--- Data for analysis ---

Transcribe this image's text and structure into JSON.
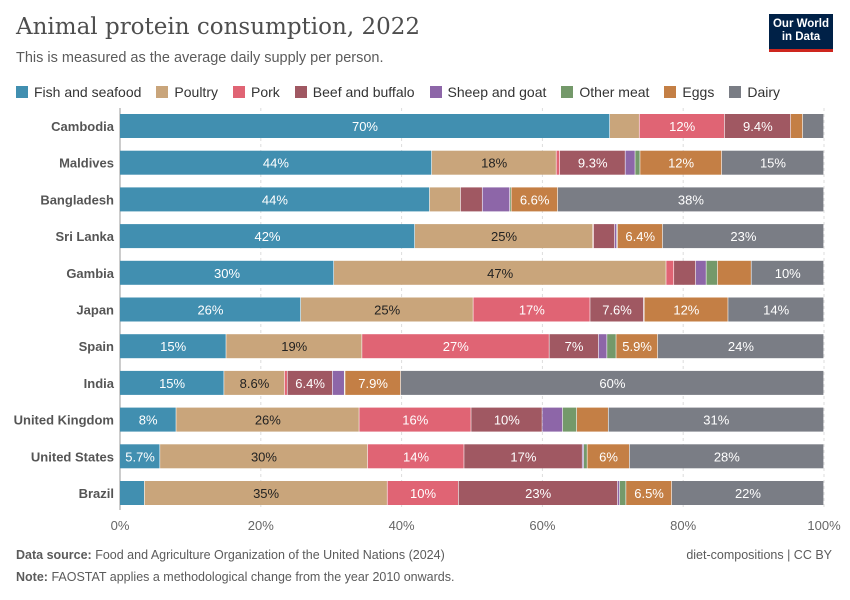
{
  "header": {
    "title": "Animal protein consumption, 2022",
    "subtitle": "This is measured as the average daily supply per person.",
    "logo": "Our World in Data"
  },
  "footer": {
    "source_label": "Data source:",
    "source": "Food and Agriculture Organization of the United Nations (2024)",
    "note_label": "Note:",
    "note": "FAOSTAT applies a methodological change from the year 2010 onwards.",
    "slug": "diet-compositions | CC BY"
  },
  "chart_data": {
    "type": "bar",
    "orientation": "horizontal",
    "stacked": "100%",
    "grid": true,
    "legend_position": "top",
    "xlim": [
      0,
      100
    ],
    "x_ticks": [
      "0%",
      "20%",
      "40%",
      "60%",
      "80%",
      "100%"
    ],
    "categories": [
      "Cambodia",
      "Maldives",
      "Bangladesh",
      "Sri Lanka",
      "Gambia",
      "Japan",
      "Spain",
      "India",
      "United Kingdom",
      "United States",
      "Brazil"
    ],
    "series": [
      {
        "name": "Fish and seafood",
        "color": "#418fb0",
        "values": [
          69.6,
          44.3,
          44.0,
          41.9,
          30.4,
          25.7,
          15.1,
          14.8,
          8.0,
          5.7,
          3.5
        ]
      },
      {
        "name": "Poultry",
        "color": "#c9a57b",
        "values": [
          4.2,
          17.7,
          4.4,
          25.3,
          47.2,
          24.5,
          19.3,
          8.6,
          26.0,
          29.5,
          34.5
        ]
      },
      {
        "name": "Pork",
        "color": "#e06474",
        "values": [
          12.1,
          0.5,
          0.0,
          0.1,
          1.1,
          16.6,
          26.6,
          0.4,
          15.9,
          13.7,
          10.1
        ]
      },
      {
        "name": "Beef and buffalo",
        "color": "#a05862",
        "values": [
          9.4,
          9.3,
          3.1,
          3.0,
          3.1,
          7.6,
          7.0,
          6.4,
          10.1,
          16.8,
          22.6
        ]
      },
      {
        "name": "Sheep and goat",
        "color": "#8d66a8",
        "values": [
          0.0,
          1.4,
          3.9,
          0.3,
          1.5,
          0.1,
          1.2,
          1.7,
          2.9,
          0.2,
          0.3
        ]
      },
      {
        "name": "Other meat",
        "color": "#74996a",
        "values": [
          0.0,
          0.7,
          0.2,
          0.1,
          1.6,
          0.0,
          1.3,
          0.1,
          2.0,
          0.5,
          0.9
        ]
      },
      {
        "name": "Eggs",
        "color": "#c47f45",
        "values": [
          1.7,
          11.6,
          6.6,
          6.4,
          4.8,
          11.9,
          5.9,
          7.9,
          4.5,
          6.0,
          6.5
        ]
      },
      {
        "name": "Dairy",
        "color": "#7a7d85",
        "values": [
          3.0,
          14.5,
          37.8,
          22.9,
          10.3,
          13.6,
          23.6,
          60.1,
          30.6,
          27.6,
          21.6
        ]
      }
    ]
  }
}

---

| What is required |
From the records above, show each line that contains the word "color".

| Answer |
        "color": "#418fb0",
        "color": "#c9a57b",
        "color": "#e06474",
        "color": "#a05862",
        "color": "#8d66a8",
        "color": "#74996a",
        "color": "#c47f45",
        "color": "#7a7d85",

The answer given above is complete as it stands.